::: INPUT MATERIAL

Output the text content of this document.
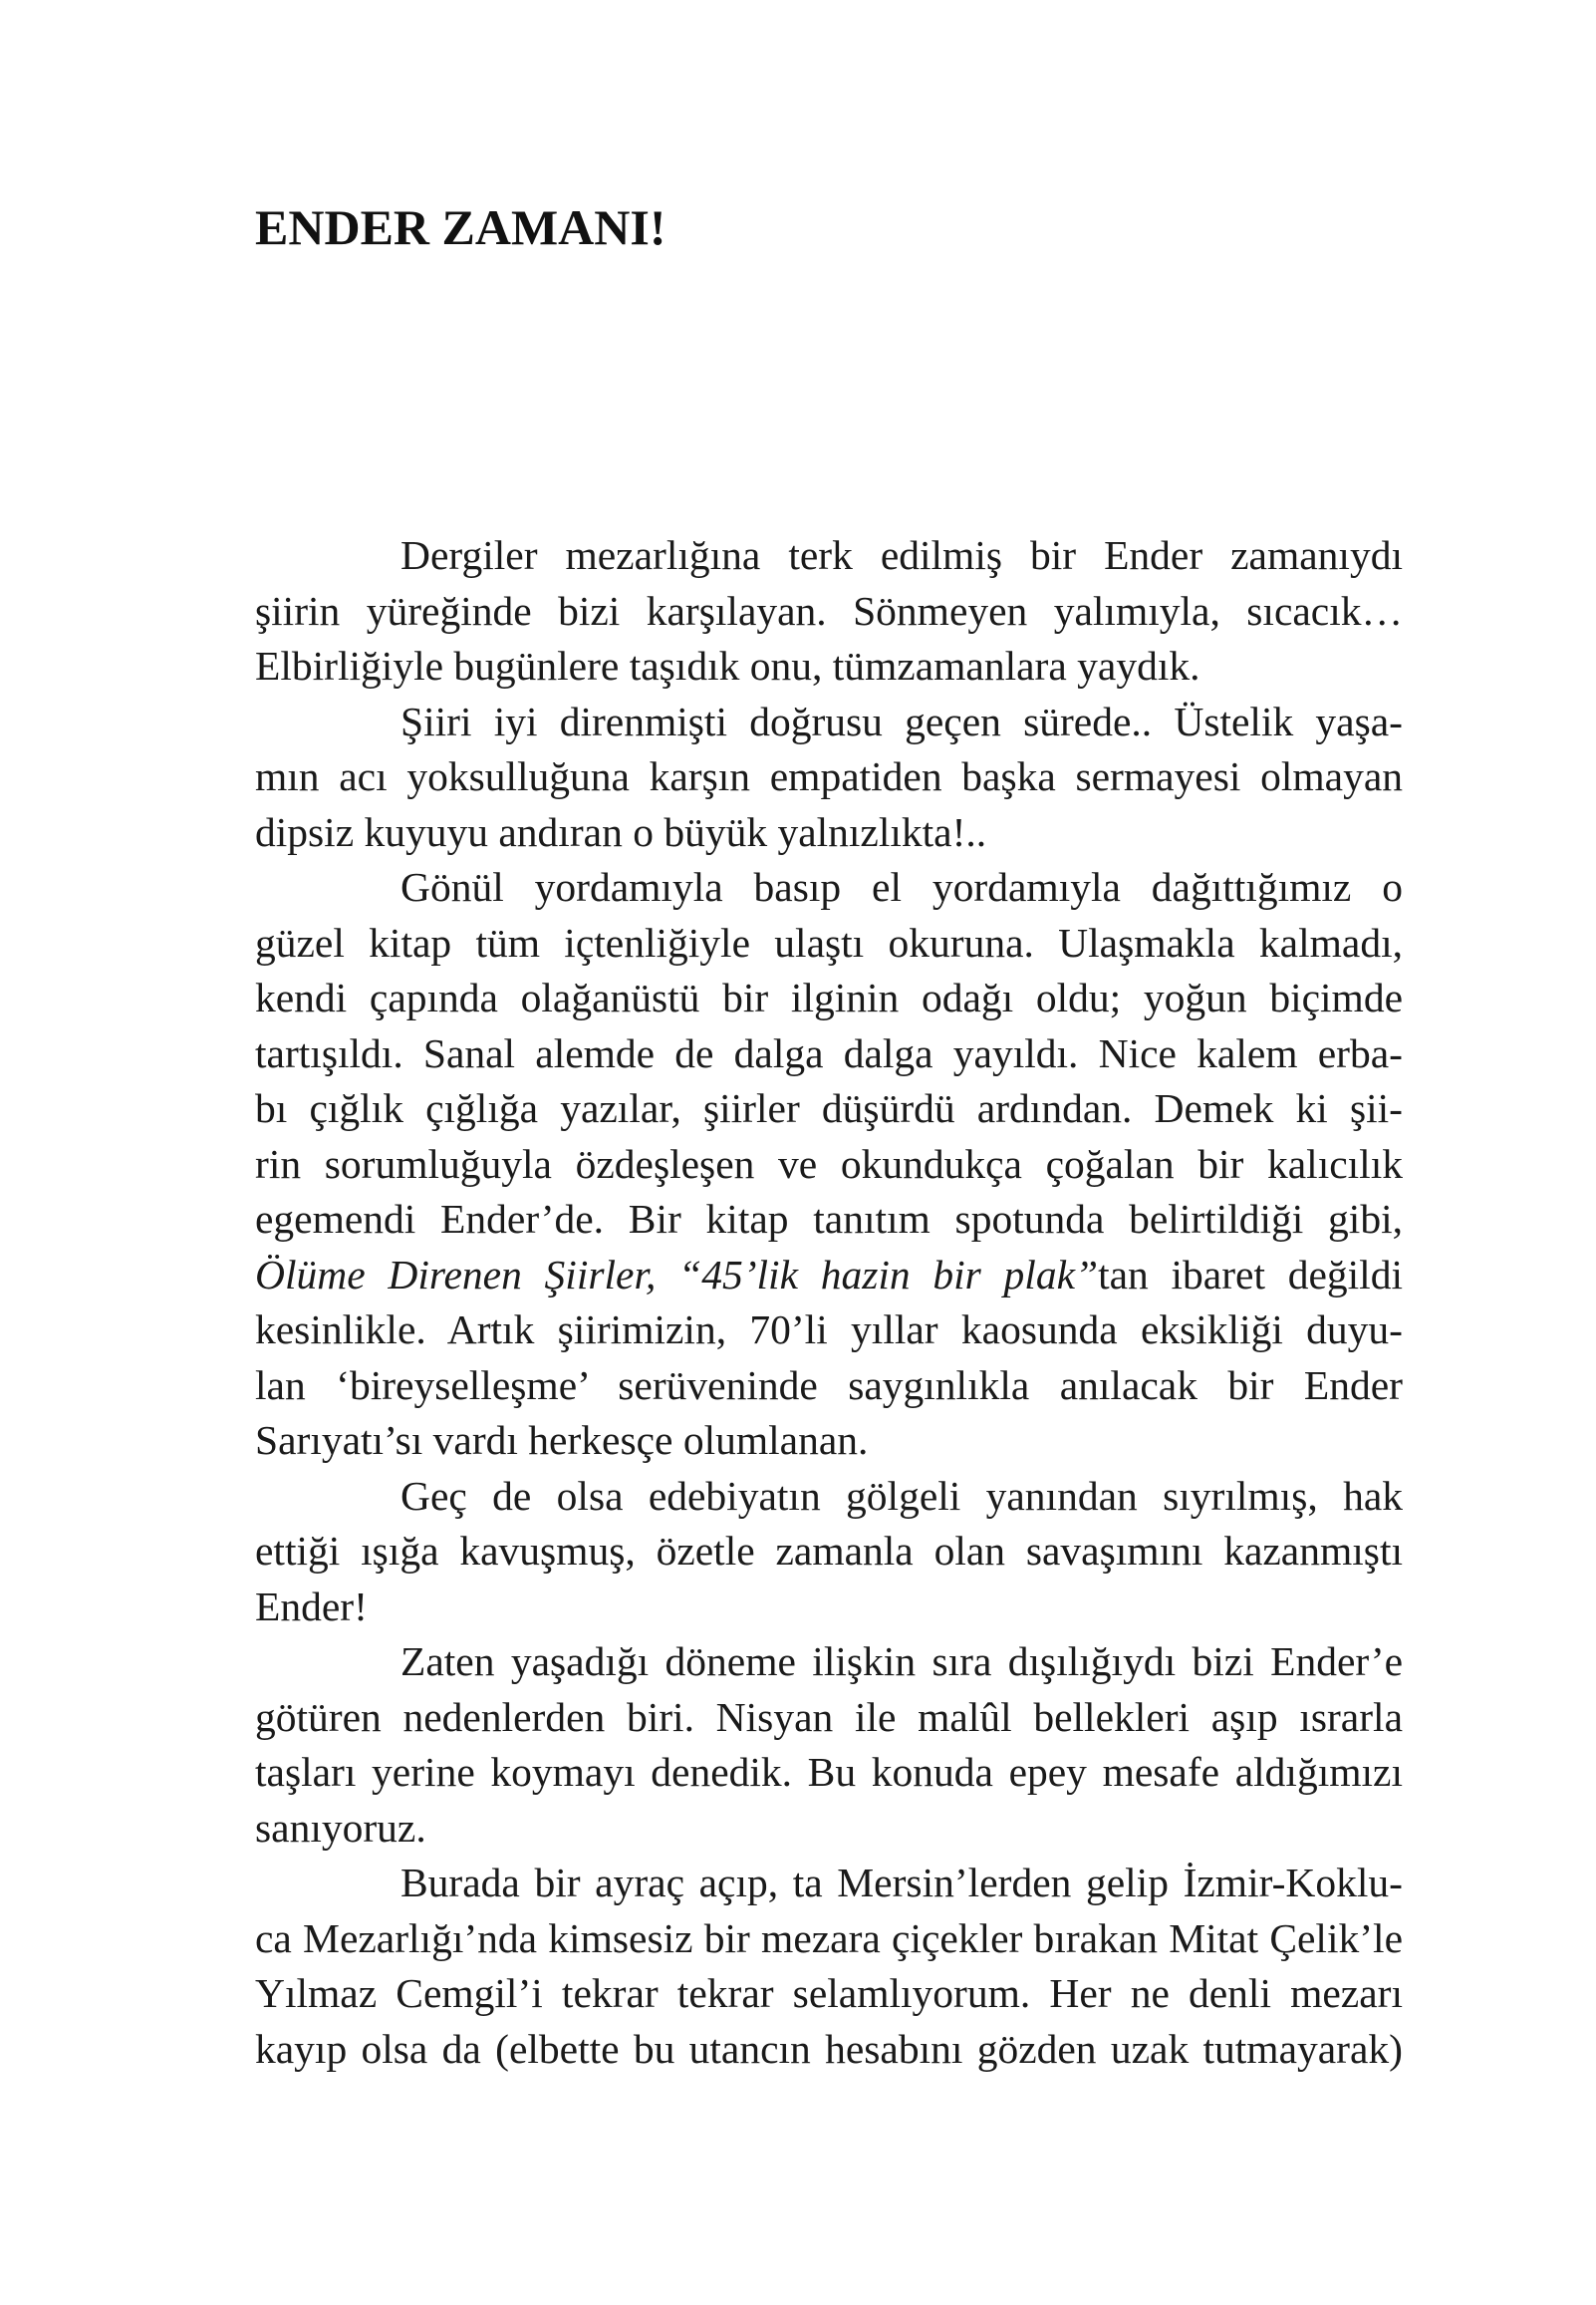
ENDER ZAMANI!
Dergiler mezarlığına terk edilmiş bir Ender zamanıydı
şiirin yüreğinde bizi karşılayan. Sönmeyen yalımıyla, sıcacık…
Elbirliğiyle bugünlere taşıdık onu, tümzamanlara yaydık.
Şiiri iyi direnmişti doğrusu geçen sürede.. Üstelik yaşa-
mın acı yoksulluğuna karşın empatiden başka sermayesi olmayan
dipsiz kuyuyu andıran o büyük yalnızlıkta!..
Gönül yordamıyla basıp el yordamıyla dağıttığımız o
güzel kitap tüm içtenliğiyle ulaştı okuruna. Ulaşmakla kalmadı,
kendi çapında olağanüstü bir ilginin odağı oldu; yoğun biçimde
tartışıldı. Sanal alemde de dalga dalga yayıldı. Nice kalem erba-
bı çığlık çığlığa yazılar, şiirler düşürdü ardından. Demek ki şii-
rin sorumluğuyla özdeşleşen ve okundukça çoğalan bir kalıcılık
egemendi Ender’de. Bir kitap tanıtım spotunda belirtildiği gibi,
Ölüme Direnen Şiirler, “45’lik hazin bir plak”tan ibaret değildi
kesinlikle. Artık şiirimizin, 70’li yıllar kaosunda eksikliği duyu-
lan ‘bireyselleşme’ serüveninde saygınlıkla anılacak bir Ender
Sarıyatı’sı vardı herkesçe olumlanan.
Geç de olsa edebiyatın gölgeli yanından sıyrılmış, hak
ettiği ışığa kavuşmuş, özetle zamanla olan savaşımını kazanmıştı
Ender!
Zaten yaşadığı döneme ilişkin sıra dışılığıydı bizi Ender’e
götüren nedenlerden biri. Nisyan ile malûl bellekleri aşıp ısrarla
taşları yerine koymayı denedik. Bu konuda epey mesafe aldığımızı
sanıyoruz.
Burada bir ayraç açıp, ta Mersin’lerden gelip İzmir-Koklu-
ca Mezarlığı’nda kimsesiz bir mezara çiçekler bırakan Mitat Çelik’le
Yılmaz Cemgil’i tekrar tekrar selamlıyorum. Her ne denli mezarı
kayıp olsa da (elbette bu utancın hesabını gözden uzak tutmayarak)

::::::

**EXERCISE BRIEF:** Report all lines of the data that include the word "olsa".

**ANSWER TO THE PROBLEM:**
Geç de olsa edebiyatın gölgeli yanından sıyrılmış, hak
kayıp olsa da (elbette bu utancın hesabını gözden uzak tutmayarak)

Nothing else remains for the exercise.